■ Extracted entries ■
-------------------------

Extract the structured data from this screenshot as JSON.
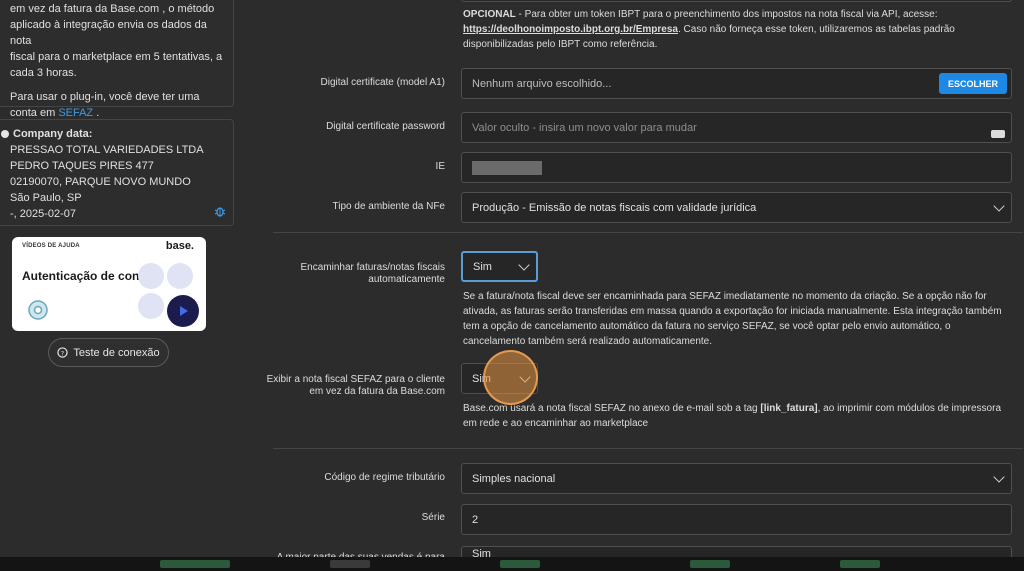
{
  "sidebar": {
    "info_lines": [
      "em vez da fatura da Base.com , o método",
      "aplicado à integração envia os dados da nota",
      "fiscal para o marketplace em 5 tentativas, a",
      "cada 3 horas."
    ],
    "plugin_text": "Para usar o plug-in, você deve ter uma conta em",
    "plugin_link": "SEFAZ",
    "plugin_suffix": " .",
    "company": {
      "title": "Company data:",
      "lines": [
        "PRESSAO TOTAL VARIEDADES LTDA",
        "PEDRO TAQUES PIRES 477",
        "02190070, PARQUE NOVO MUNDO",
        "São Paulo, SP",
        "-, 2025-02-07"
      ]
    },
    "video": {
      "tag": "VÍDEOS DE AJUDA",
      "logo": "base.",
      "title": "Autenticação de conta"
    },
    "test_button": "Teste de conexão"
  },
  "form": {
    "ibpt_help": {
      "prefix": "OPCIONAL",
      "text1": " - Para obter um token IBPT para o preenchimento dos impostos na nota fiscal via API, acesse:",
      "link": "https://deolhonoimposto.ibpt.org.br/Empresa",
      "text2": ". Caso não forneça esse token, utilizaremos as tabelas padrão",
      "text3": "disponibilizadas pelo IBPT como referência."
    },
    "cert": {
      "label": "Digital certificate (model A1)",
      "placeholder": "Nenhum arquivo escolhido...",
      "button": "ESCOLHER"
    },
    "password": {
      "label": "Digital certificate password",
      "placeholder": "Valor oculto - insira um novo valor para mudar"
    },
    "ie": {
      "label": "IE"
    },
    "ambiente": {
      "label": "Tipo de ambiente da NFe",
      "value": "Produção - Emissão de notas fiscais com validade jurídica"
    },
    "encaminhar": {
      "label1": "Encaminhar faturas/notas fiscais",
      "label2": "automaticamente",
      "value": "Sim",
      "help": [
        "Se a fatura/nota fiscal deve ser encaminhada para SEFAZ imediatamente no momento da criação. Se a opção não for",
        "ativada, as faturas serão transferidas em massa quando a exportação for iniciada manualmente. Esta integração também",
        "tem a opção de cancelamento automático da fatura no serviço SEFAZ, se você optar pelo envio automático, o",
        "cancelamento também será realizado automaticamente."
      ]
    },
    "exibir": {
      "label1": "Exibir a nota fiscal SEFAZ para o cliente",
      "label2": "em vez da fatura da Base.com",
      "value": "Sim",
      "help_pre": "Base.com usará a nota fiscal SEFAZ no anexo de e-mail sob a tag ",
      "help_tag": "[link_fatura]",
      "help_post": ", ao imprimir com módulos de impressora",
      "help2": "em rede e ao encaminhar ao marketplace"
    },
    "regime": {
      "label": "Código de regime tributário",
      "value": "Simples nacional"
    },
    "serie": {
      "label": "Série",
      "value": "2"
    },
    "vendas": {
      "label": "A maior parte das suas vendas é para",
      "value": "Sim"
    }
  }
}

-------------------------

Reproduce the data verbatim. Do not carry any picture into the copy.

■ Correct answer ■
Extract the structured data from this screenshot as JSON.
{
  "sidebar": {
    "info_lines": [
      "em vez da fatura da Base.com , o método",
      "aplicado à integração envia os dados da nota",
      "fiscal para o marketplace em 5 tentativas, a",
      "cada 3 horas."
    ],
    "plugin_text": "Para usar o plug-in, você deve ter uma conta em",
    "plugin_link": "SEFAZ",
    "plugin_suffix": " .",
    "company": {
      "title": "Company data:",
      "lines": [
        "PRESSAO TOTAL VARIEDADES LTDA",
        "PEDRO TAQUES PIRES 477",
        "02190070, PARQUE NOVO MUNDO",
        "São Paulo, SP",
        "-, 2025-02-07"
      ]
    },
    "video": {
      "tag": "VÍDEOS DE AJUDA",
      "logo": "base.",
      "title": "Autenticação de conta"
    },
    "test_button": "Teste de conexão"
  },
  "form": {
    "ibpt_help": {
      "prefix": "OPCIONAL",
      "text1": " - Para obter um token IBPT para o preenchimento dos impostos na nota fiscal via API, acesse:",
      "link": "https://deolhonoimposto.ibpt.org.br/Empresa",
      "text2": ". Caso não forneça esse token, utilizaremos as tabelas padrão",
      "text3": "disponibilizadas pelo IBPT como referência."
    },
    "cert": {
      "label": "Digital certificate (model A1)",
      "placeholder": "Nenhum arquivo escolhido...",
      "button": "ESCOLHER"
    },
    "password": {
      "label": "Digital certificate password",
      "placeholder": "Valor oculto - insira um novo valor para mudar"
    },
    "ie": {
      "label": "IE"
    },
    "ambiente": {
      "label": "Tipo de ambiente da NFe",
      "value": "Produção - Emissão de notas fiscais com validade jurídica"
    },
    "encaminhar": {
      "label1": "Encaminhar faturas/notas fiscais",
      "label2": "automaticamente",
      "value": "Sim",
      "help": [
        "Se a fatura/nota fiscal deve ser encaminhada para SEFAZ imediatamente no momento da criação. Se a opção não for",
        "ativada, as faturas serão transferidas em massa quando a exportação for iniciada manualmente. Esta integração também",
        "tem a opção de cancelamento automático da fatura no serviço SEFAZ, se você optar pelo envio automático, o",
        "cancelamento também será realizado automaticamente."
      ]
    },
    "exibir": {
      "label1": "Exibir a nota fiscal SEFAZ para o cliente",
      "label2": "em vez da fatura da Base.com",
      "value": "Sim",
      "help_pre": "Base.com usará a nota fiscal SEFAZ no anexo de e-mail sob a tag ",
      "help_tag": "[link_fatura]",
      "help_post": ", ao imprimir com módulos de impressora",
      "help2": "em rede e ao encaminhar ao marketplace"
    },
    "regime": {
      "label": "Código de regime tributário",
      "value": "Simples nacional"
    },
    "serie": {
      "label": "Série",
      "value": "2"
    },
    "vendas": {
      "label": "A maior parte das suas vendas é para",
      "value": "Sim"
    }
  }
}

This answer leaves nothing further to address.